**The problem**
Present the entries from the line containing "Text: Total Families: Total" through the line containing "Text: Single Female/Mother: Single" as a Markdown table with the columns Row and Line, skipping blank lines.

◇ ◇ ◇ ◇

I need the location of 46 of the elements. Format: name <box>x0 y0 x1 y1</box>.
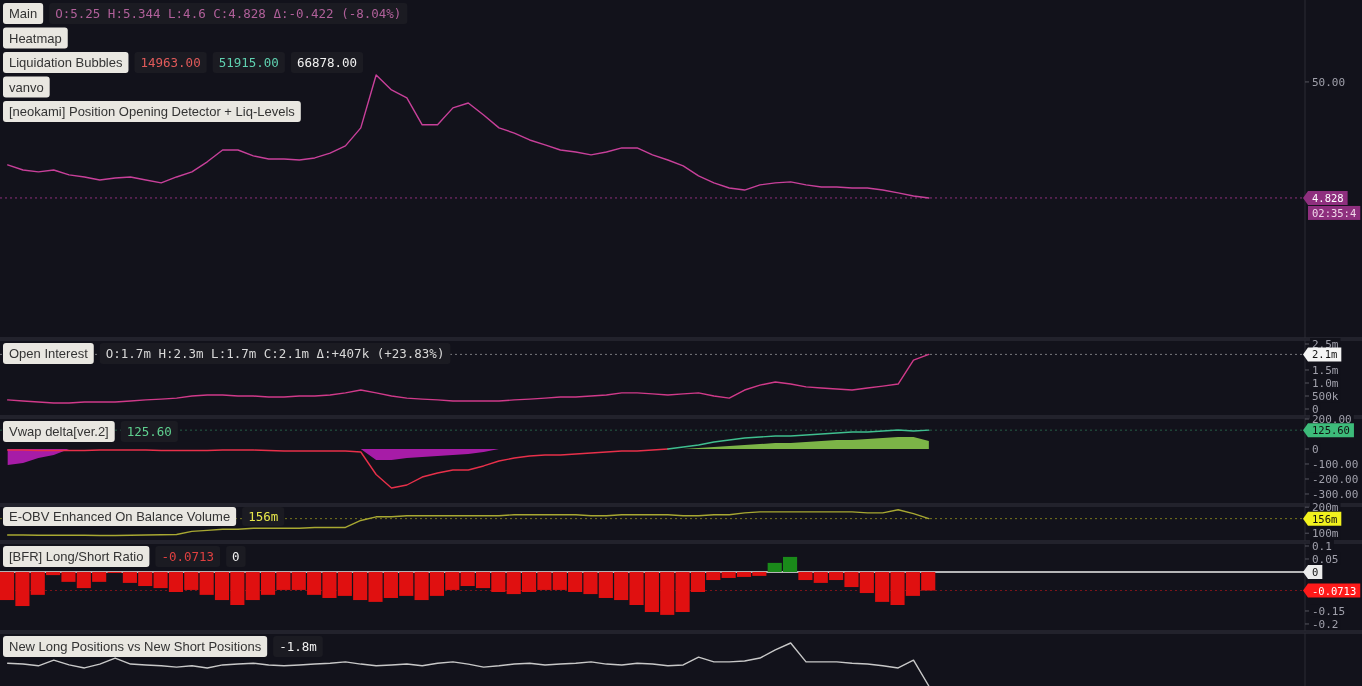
line-series <box>6 74 930 199</box>
text: Main <box>9 6 38 21</box>
y-tick-label: -0.15 <box>1312 604 1346 618</box>
y-tick-label: 200.00 <box>1312 413 1352 426</box>
text: [BFR] Long/Short Ratio <box>9 549 144 564</box>
line-series <box>667 429 930 450</box>
y-tick-label: -100.00 <box>1312 458 1359 471</box>
text: Vwap delta[ver.2] <box>9 424 109 439</box>
annotation: 125.60 <box>126 424 172 439</box>
text: Open Interest <box>9 346 89 361</box>
annotation: vanvo <box>9 79 44 95</box>
ref-line-label: 2.1m <box>1312 348 1338 361</box>
line-series <box>6 509 930 537</box>
text: O:1.7m H:2.3m L:1.7m C:2.1m Δ:+407k (+23.83%) <box>105 346 445 361</box>
annotation: 0 <box>232 549 240 564</box>
annotation: Heatmap <box>9 30 62 46</box>
y-tick-label: 50.00 <box>1312 75 1346 89</box>
ref-line-label: -0.0713 <box>1312 584 1357 597</box>
chart-title: New Long Positions vs New Short Positions <box>9 639 262 654</box>
ref-line-label: 156m <box>1312 512 1338 525</box>
y-tick-label: -0.2 <box>1312 617 1339 631</box>
ref-line-label: 125.60 <box>1312 424 1350 437</box>
y-tick-label: 0.1 <box>1312 539 1332 553</box>
annotation: 51915.00 <box>218 55 279 70</box>
y-tick-label: -300.00 <box>1312 488 1359 501</box>
chart-title: E-OBV Enhanced On Balance Volume <box>9 509 231 524</box>
annotation: 14963.00 <box>140 55 201 70</box>
annotation: [neokami] Position Opening Detector + Liq-Levels <box>9 104 296 119</box>
y-tick-label: 1.5m <box>1312 364 1339 377</box>
y-tick-label: 200m <box>1312 501 1339 515</box>
y-tick-label: 4.828 <box>1312 191 1344 204</box>
y-tick-label: 1.0m <box>1312 377 1339 391</box>
annotation: -0.0713 <box>161 549 215 564</box>
line-series <box>6 448 669 489</box>
annotation: Liquidation Bubbles <box>9 55 123 70</box>
y-tick-label: 0.05 <box>1312 552 1339 566</box>
y-tick-label: 500k <box>1312 390 1339 404</box>
y-tick-label: 0 <box>1312 443 1319 456</box>
y-tick-label: -200.00 <box>1312 473 1359 486</box>
annotation: 66878.00 <box>296 55 358 70</box>
text: 02:35:4 <box>1312 206 1357 219</box>
annotation: -1.8m <box>279 639 317 654</box>
annotation: 156m <box>248 509 279 524</box>
bar <box>798 571 813 581</box>
text: O:5.25 H:5.344 L:4.6 C:4.828 Δ:-0.422 (-8.04%) <box>55 6 402 21</box>
y-tick-label: 100m <box>1312 527 1339 541</box>
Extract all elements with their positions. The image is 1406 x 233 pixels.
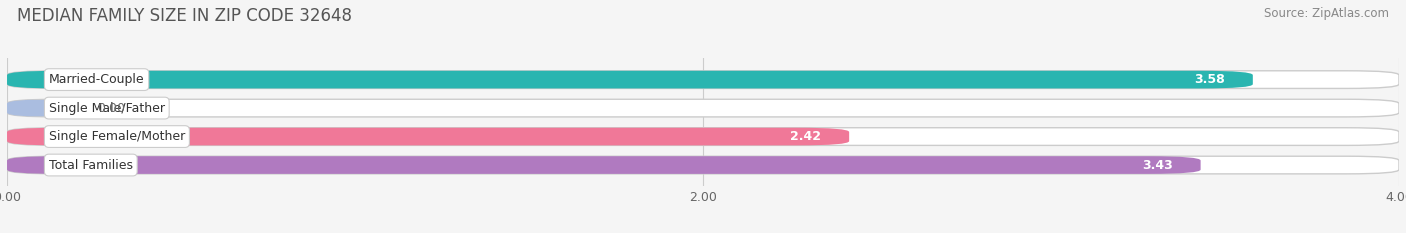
Text: Total Families: Total Families: [49, 158, 132, 171]
FancyBboxPatch shape: [7, 156, 1399, 174]
FancyBboxPatch shape: [7, 71, 1399, 89]
FancyBboxPatch shape: [7, 99, 1399, 117]
FancyBboxPatch shape: [7, 99, 70, 117]
Text: 3.43: 3.43: [1142, 158, 1173, 171]
FancyBboxPatch shape: [7, 71, 1253, 89]
Text: Source: ZipAtlas.com: Source: ZipAtlas.com: [1264, 7, 1389, 20]
FancyBboxPatch shape: [7, 128, 849, 145]
Text: 2.42: 2.42: [790, 130, 821, 143]
Text: 3.58: 3.58: [1194, 73, 1225, 86]
FancyBboxPatch shape: [7, 128, 1399, 145]
FancyBboxPatch shape: [7, 156, 1201, 174]
Text: Single Female/Mother: Single Female/Mother: [49, 130, 186, 143]
Text: MEDIAN FAMILY SIZE IN ZIP CODE 32648: MEDIAN FAMILY SIZE IN ZIP CODE 32648: [17, 7, 352, 25]
Text: Married-Couple: Married-Couple: [49, 73, 145, 86]
Text: Single Male/Father: Single Male/Father: [49, 102, 165, 115]
Text: 0.00: 0.00: [97, 102, 125, 115]
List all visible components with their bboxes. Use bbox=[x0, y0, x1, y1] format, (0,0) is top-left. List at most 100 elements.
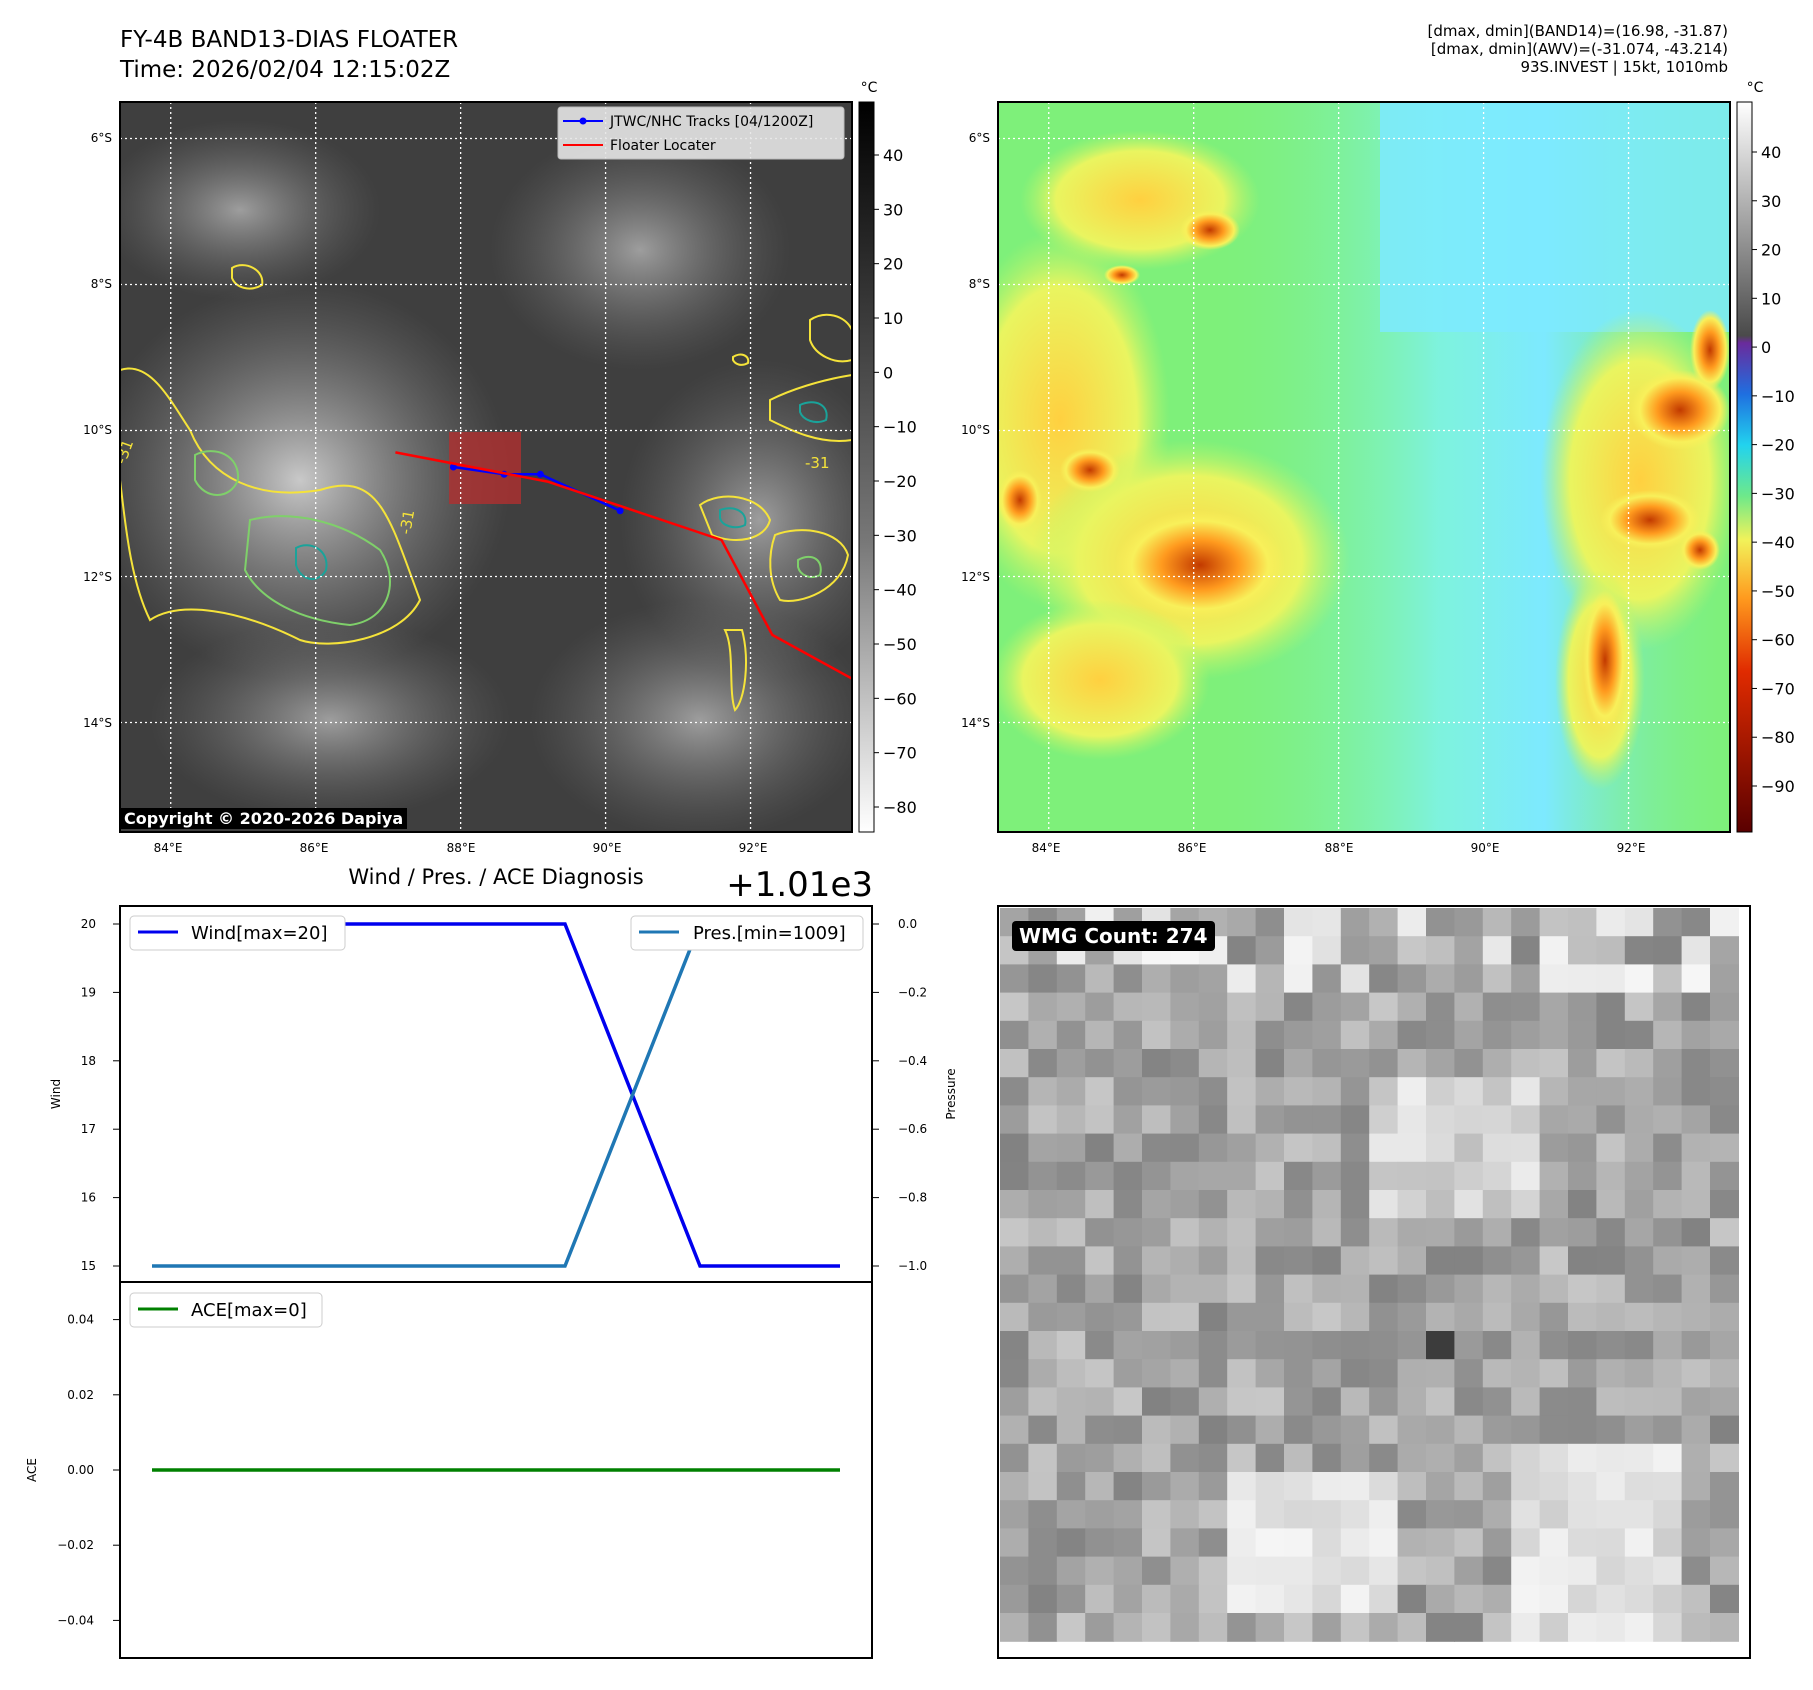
wmg-cell bbox=[1596, 1246, 1626, 1276]
wmg-cell bbox=[1482, 1190, 1512, 1219]
wmg-cell bbox=[1539, 1133, 1569, 1163]
colorbar-tick-label: 20 bbox=[1761, 241, 1781, 260]
wmg-cell bbox=[1454, 1331, 1484, 1360]
wmg-image bbox=[1000, 908, 1739, 1642]
wmg-cell bbox=[1681, 1359, 1711, 1388]
wmg-cell bbox=[1568, 908, 1597, 937]
wmg-cell bbox=[1056, 1049, 1086, 1078]
wmg-cell bbox=[1482, 936, 1512, 965]
wmg-cell bbox=[1340, 964, 1370, 994]
wmg-cell bbox=[1227, 908, 1257, 937]
wmg-cell bbox=[1227, 1161, 1257, 1191]
wmg-cell bbox=[1397, 1105, 1427, 1135]
wmg-cell bbox=[1198, 1331, 1228, 1360]
wmg-cell bbox=[1085, 1105, 1115, 1135]
wmg-cell bbox=[1312, 1302, 1342, 1332]
wmg-cell bbox=[1085, 1472, 1115, 1501]
wmg-cell bbox=[1227, 1556, 1257, 1586]
wmg-cell bbox=[1255, 1443, 1285, 1473]
wmg-cell bbox=[1710, 908, 1739, 937]
wmg-cell bbox=[1710, 1049, 1739, 1078]
ir-image: -31 -31 -31 bbox=[120, 102, 852, 832]
wmg-cell bbox=[1710, 1415, 1739, 1445]
info-line-awv: [dmax, dmin](AWV)=(-31.074, -43.214) bbox=[1430, 40, 1728, 58]
wmg-cell bbox=[1454, 1218, 1484, 1247]
wmg-cell bbox=[1653, 908, 1683, 937]
wmg-cell bbox=[1454, 1190, 1484, 1219]
wmg-cell bbox=[1710, 1584, 1739, 1614]
wmg-cell bbox=[1426, 992, 1455, 1022]
wmg-cell bbox=[1710, 964, 1739, 994]
wmg-cell bbox=[1624, 1528, 1654, 1558]
map2-lon-labels: 84°E 86°E 88°E 90°E 92°E bbox=[1032, 841, 1646, 855]
wmg-count-badge: WMG Count: 274 bbox=[1012, 921, 1215, 951]
wmg-cell bbox=[1710, 1556, 1739, 1586]
wmg-cell bbox=[1198, 1584, 1228, 1614]
wmg-cell bbox=[1113, 1246, 1143, 1276]
wmg-cell bbox=[1142, 1049, 1171, 1078]
wmg-cell bbox=[1340, 1246, 1370, 1276]
wmg-cell bbox=[1397, 1415, 1427, 1445]
wmg-cell bbox=[1653, 992, 1683, 1022]
lat-label: 14°S bbox=[83, 716, 112, 730]
wmg-cell bbox=[1142, 1246, 1171, 1276]
wmg-cell bbox=[1454, 936, 1484, 965]
wmg-cell bbox=[1539, 1105, 1569, 1135]
wmg-cell bbox=[1312, 1584, 1342, 1614]
wmg-cell bbox=[1653, 936, 1683, 965]
wmg-cell bbox=[1539, 1387, 1569, 1417]
wmg-cell bbox=[1284, 1246, 1313, 1276]
wmg-cell bbox=[1312, 1049, 1342, 1078]
wmg-cell bbox=[1028, 1161, 1058, 1191]
wmg-cell bbox=[1511, 1077, 1541, 1106]
wmg-cell bbox=[1710, 1020, 1739, 1050]
wmg-cell bbox=[1085, 1613, 1115, 1642]
wmg-cell bbox=[1142, 1161, 1171, 1191]
wmg-cell bbox=[1170, 1500, 1200, 1529]
wmg-cell bbox=[1170, 1556, 1200, 1586]
wmg-cell bbox=[1369, 1077, 1399, 1106]
colorbar-tick-label: 30 bbox=[1761, 192, 1781, 211]
wind-tick-label: 18 bbox=[81, 1054, 96, 1068]
wmg-cell bbox=[1255, 1528, 1285, 1558]
wmg-cell bbox=[1511, 1274, 1541, 1304]
wmg-cell bbox=[1312, 1077, 1342, 1106]
wmg-cell bbox=[1539, 1613, 1569, 1642]
lat-label: 12°S bbox=[961, 570, 990, 584]
lon-label: 92°E bbox=[739, 841, 768, 855]
wmg-cell bbox=[1596, 1020, 1626, 1050]
wmg-cell bbox=[1170, 1105, 1200, 1135]
wmg-cell bbox=[1056, 1246, 1086, 1276]
wmg-cell bbox=[1653, 1387, 1683, 1417]
wmg-cell bbox=[1142, 1190, 1171, 1219]
wmg-cell bbox=[1198, 1443, 1228, 1473]
wmg-cell bbox=[1710, 1472, 1739, 1501]
wmg-cell bbox=[1227, 1274, 1257, 1304]
wmg-cell bbox=[1596, 1415, 1626, 1445]
wmg-cell bbox=[1284, 1359, 1313, 1388]
wmg-cell bbox=[1482, 1613, 1512, 1642]
pressure-tick-label: −0.4 bbox=[898, 1054, 927, 1068]
colorbar-tick-label: 30 bbox=[883, 200, 903, 219]
wmg-cell bbox=[1170, 1077, 1200, 1106]
wmg-cell bbox=[1284, 1020, 1313, 1050]
wmg-cell bbox=[1710, 1190, 1739, 1219]
wmg-cell bbox=[1255, 1133, 1285, 1163]
colorbar-tick-label: −20 bbox=[1761, 436, 1795, 455]
wmg-cell bbox=[1482, 908, 1512, 937]
wmg-cell bbox=[1426, 1161, 1455, 1191]
wmg-cell bbox=[1142, 1415, 1171, 1445]
wmg-cell bbox=[1511, 1500, 1541, 1529]
wmg-cell bbox=[1539, 964, 1569, 994]
wmg-cell bbox=[1056, 1190, 1086, 1219]
wmg-cell bbox=[1454, 1133, 1484, 1163]
wmg-cell bbox=[1170, 1443, 1200, 1473]
wmg-cell bbox=[1000, 1218, 1029, 1247]
wmg-cell bbox=[1028, 992, 1058, 1022]
wmg-cell bbox=[1113, 1387, 1143, 1417]
wmg-cell bbox=[1681, 1472, 1711, 1501]
wmg-cell bbox=[1255, 1218, 1285, 1247]
colorbar-tick-label: −70 bbox=[883, 744, 917, 763]
wmg-cell bbox=[1482, 1556, 1512, 1586]
wmg-cell bbox=[1113, 1556, 1143, 1586]
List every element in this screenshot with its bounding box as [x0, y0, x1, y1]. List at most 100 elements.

◇ ◇ ◇ ◇

**Result for this exercise**
| Row | Line |
|---|---|
| 1 | Text: Total Families: Total Families: [49, 158, 132, 171] |
| 2 | FancyBboxPatch shape: [7, 156, 1399, 174] |
| 3 | FancyBboxPatch shape: [7, 71, 1399, 89] |
| 4 | FancyBboxPatch shape: [7, 99, 1399, 117] |
| 5 | FancyBboxPatch shape: [7, 99, 70, 117] |
| 6 | Text: 3.43: 3.43: [1142, 158, 1173, 171] |
| 7 | FancyBboxPatch shape: [7, 71, 1253, 89] |
| 8 | Text: Source: ZipAtlas.com: Source: ZipAtlas.com: [1264, 7, 1389, 20] |
| 9 | FancyBboxPatch shape: [7, 128, 849, 145] |
| 10 | Text: 2.42: 2.42: [790, 130, 821, 143] |
| 11 | Text: 3.58: 3.58: [1194, 73, 1225, 86] |
| 12 | FancyBboxPatch shape: [7, 128, 1399, 145] |
| 13 | FancyBboxPatch shape: [7, 156, 1201, 174] |
| 14 | Text: Single Female/Mother: Single Female/Mother: [49, 130, 186, 143] |